TASK REQUIREMENTS →
The records that follow are to be repeated without alteration.

GIVEN RECORDS →
····················

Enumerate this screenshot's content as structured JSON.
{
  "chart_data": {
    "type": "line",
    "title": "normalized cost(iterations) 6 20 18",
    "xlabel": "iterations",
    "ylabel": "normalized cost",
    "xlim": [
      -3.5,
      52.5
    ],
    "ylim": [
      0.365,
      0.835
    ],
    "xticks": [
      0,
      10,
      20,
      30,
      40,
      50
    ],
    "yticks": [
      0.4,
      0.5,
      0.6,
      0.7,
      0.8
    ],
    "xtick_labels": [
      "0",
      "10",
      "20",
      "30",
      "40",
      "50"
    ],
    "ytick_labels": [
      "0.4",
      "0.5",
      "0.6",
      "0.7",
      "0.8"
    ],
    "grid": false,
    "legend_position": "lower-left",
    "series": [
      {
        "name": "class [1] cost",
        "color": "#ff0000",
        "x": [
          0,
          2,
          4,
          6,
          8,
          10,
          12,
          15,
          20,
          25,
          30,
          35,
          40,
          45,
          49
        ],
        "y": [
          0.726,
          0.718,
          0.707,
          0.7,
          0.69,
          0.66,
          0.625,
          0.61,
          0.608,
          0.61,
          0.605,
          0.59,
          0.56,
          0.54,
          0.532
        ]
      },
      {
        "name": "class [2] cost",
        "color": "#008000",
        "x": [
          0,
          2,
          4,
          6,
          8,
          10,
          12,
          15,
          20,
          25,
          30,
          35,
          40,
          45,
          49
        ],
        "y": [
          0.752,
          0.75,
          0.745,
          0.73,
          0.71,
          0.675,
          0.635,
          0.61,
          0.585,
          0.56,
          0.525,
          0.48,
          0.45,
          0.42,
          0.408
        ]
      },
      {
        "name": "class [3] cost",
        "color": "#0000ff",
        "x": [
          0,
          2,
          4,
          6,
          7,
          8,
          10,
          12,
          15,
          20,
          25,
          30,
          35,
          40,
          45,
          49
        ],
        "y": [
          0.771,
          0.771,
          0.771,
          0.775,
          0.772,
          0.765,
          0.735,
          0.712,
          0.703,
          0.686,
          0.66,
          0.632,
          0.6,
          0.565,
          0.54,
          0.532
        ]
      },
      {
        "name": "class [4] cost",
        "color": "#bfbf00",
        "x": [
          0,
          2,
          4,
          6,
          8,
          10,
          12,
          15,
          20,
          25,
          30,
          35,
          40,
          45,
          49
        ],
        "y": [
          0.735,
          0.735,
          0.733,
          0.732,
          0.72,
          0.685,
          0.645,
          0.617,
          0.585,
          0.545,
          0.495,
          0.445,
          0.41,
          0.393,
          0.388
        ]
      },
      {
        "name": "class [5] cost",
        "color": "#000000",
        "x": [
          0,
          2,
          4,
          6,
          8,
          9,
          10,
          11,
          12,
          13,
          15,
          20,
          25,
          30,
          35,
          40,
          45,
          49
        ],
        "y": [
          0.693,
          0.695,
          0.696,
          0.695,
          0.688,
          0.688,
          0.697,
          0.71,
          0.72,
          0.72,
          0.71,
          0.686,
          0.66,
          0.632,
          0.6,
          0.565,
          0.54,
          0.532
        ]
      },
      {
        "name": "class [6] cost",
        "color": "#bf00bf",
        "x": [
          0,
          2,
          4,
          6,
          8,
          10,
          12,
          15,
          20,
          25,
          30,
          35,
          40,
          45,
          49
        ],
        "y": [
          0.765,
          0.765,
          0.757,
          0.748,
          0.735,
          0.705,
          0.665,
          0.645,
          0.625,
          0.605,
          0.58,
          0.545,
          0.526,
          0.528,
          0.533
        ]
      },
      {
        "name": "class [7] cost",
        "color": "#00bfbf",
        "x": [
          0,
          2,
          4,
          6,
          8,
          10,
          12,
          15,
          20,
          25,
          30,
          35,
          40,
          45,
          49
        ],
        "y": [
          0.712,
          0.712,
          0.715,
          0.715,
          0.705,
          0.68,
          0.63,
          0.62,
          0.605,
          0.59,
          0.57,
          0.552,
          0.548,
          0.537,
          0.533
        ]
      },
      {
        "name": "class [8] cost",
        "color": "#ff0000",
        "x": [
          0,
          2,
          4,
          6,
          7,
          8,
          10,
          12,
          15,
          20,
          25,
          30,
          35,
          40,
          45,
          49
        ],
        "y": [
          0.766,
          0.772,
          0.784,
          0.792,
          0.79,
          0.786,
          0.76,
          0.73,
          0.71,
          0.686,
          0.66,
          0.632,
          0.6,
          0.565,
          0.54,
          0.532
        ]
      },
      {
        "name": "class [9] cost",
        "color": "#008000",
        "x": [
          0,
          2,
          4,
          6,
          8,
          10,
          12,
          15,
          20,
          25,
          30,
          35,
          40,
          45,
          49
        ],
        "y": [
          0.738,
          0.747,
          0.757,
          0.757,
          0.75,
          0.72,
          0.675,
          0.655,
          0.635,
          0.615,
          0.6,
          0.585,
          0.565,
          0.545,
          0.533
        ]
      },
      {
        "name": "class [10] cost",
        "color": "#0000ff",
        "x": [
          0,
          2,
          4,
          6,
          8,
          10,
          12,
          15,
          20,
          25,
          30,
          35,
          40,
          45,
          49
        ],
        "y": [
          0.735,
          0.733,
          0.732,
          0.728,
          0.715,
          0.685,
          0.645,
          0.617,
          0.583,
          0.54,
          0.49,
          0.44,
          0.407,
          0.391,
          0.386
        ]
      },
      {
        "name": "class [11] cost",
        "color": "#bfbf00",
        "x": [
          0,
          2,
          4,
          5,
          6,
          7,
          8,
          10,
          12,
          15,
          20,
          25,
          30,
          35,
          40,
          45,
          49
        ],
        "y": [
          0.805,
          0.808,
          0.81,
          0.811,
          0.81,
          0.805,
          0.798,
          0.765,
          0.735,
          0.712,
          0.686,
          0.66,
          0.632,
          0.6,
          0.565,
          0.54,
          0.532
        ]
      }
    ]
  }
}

····················

WRITTEN ANSWER →
Enumerate this screenshot's content as structured JSON.
{
  "chart_data": {
    "type": "line",
    "title": "normalized cost(iterations) 6 20 18",
    "xlabel": "iterations",
    "ylabel": "normalized cost",
    "xlim": [
      -3.5,
      52.5
    ],
    "ylim": [
      0.365,
      0.835
    ],
    "xticks": [
      0,
      10,
      20,
      30,
      40,
      50
    ],
    "yticks": [
      0.4,
      0.5,
      0.6,
      0.7,
      0.8
    ],
    "xtick_labels": [
      "0",
      "10",
      "20",
      "30",
      "40",
      "50"
    ],
    "ytick_labels": [
      "0.4",
      "0.5",
      "0.6",
      "0.7",
      "0.8"
    ],
    "grid": false,
    "legend_position": "lower-left",
    "series": [
      {
        "name": "class [1] cost",
        "color": "#ff0000",
        "x": [
          0,
          2,
          4,
          6,
          8,
          10,
          12,
          15,
          20,
          25,
          30,
          35,
          40,
          45,
          49
        ],
        "y": [
          0.726,
          0.718,
          0.707,
          0.7,
          0.69,
          0.66,
          0.625,
          0.61,
          0.608,
          0.61,
          0.605,
          0.59,
          0.56,
          0.54,
          0.532
        ]
      },
      {
        "name": "class [2] cost",
        "color": "#008000",
        "x": [
          0,
          2,
          4,
          6,
          8,
          10,
          12,
          15,
          20,
          25,
          30,
          35,
          40,
          45,
          49
        ],
        "y": [
          0.752,
          0.75,
          0.745,
          0.73,
          0.71,
          0.675,
          0.635,
          0.61,
          0.585,
          0.56,
          0.525,
          0.48,
          0.45,
          0.42,
          0.408
        ]
      },
      {
        "name": "class [3] cost",
        "color": "#0000ff",
        "x": [
          0,
          2,
          4,
          6,
          7,
          8,
          10,
          12,
          15,
          20,
          25,
          30,
          35,
          40,
          45,
          49
        ],
        "y": [
          0.771,
          0.771,
          0.771,
          0.775,
          0.772,
          0.765,
          0.735,
          0.712,
          0.703,
          0.686,
          0.66,
          0.632,
          0.6,
          0.565,
          0.54,
          0.532
        ]
      },
      {
        "name": "class [4] cost",
        "color": "#bfbf00",
        "x": [
          0,
          2,
          4,
          6,
          8,
          10,
          12,
          15,
          20,
          25,
          30,
          35,
          40,
          45,
          49
        ],
        "y": [
          0.735,
          0.735,
          0.733,
          0.732,
          0.72,
          0.685,
          0.645,
          0.617,
          0.585,
          0.545,
          0.495,
          0.445,
          0.41,
          0.393,
          0.388
        ]
      },
      {
        "name": "class [5] cost",
        "color": "#000000",
        "x": [
          0,
          2,
          4,
          6,
          8,
          9,
          10,
          11,
          12,
          13,
          15,
          20,
          25,
          30,
          35,
          40,
          45,
          49
        ],
        "y": [
          0.693,
          0.695,
          0.696,
          0.695,
          0.688,
          0.688,
          0.697,
          0.71,
          0.72,
          0.72,
          0.71,
          0.686,
          0.66,
          0.632,
          0.6,
          0.565,
          0.54,
          0.532
        ]
      },
      {
        "name": "class [6] cost",
        "color": "#bf00bf",
        "x": [
          0,
          2,
          4,
          6,
          8,
          10,
          12,
          15,
          20,
          25,
          30,
          35,
          40,
          45,
          49
        ],
        "y": [
          0.765,
          0.765,
          0.757,
          0.748,
          0.735,
          0.705,
          0.665,
          0.645,
          0.625,
          0.605,
          0.58,
          0.545,
          0.526,
          0.528,
          0.533
        ]
      },
      {
        "name": "class [7] cost",
        "color": "#00bfbf",
        "x": [
          0,
          2,
          4,
          6,
          8,
          10,
          12,
          15,
          20,
          25,
          30,
          35,
          40,
          45,
          49
        ],
        "y": [
          0.712,
          0.712,
          0.715,
          0.715,
          0.705,
          0.68,
          0.63,
          0.62,
          0.605,
          0.59,
          0.57,
          0.552,
          0.548,
          0.537,
          0.533
        ]
      },
      {
        "name": "class [8] cost",
        "color": "#ff0000",
        "x": [
          0,
          2,
          4,
          6,
          7,
          8,
          10,
          12,
          15,
          20,
          25,
          30,
          35,
          40,
          45,
          49
        ],
        "y": [
          0.766,
          0.772,
          0.784,
          0.792,
          0.79,
          0.786,
          0.76,
          0.73,
          0.71,
          0.686,
          0.66,
          0.632,
          0.6,
          0.565,
          0.54,
          0.532
        ]
      },
      {
        "name": "class [9] cost",
        "color": "#008000",
        "x": [
          0,
          2,
          4,
          6,
          8,
          10,
          12,
          15,
          20,
          25,
          30,
          35,
          40,
          45,
          49
        ],
        "y": [
          0.738,
          0.747,
          0.757,
          0.757,
          0.75,
          0.72,
          0.675,
          0.655,
          0.635,
          0.615,
          0.6,
          0.585,
          0.565,
          0.545,
          0.533
        ]
      },
      {
        "name": "class [10] cost",
        "color": "#0000ff",
        "x": [
          0,
          2,
          4,
          6,
          8,
          10,
          12,
          15,
          20,
          25,
          30,
          35,
          40,
          45,
          49
        ],
        "y": [
          0.735,
          0.733,
          0.732,
          0.728,
          0.715,
          0.685,
          0.645,
          0.617,
          0.583,
          0.54,
          0.49,
          0.44,
          0.407,
          0.391,
          0.386
        ]
      },
      {
        "name": "class [11] cost",
        "color": "#bfbf00",
        "x": [
          0,
          2,
          4,
          5,
          6,
          7,
          8,
          10,
          12,
          15,
          20,
          25,
          30,
          35,
          40,
          45,
          49
        ],
        "y": [
          0.805,
          0.808,
          0.81,
          0.811,
          0.81,
          0.805,
          0.798,
          0.765,
          0.735,
          0.712,
          0.686,
          0.66,
          0.632,
          0.6,
          0.565,
          0.54,
          0.532
        ]
      }
    ]
  }
}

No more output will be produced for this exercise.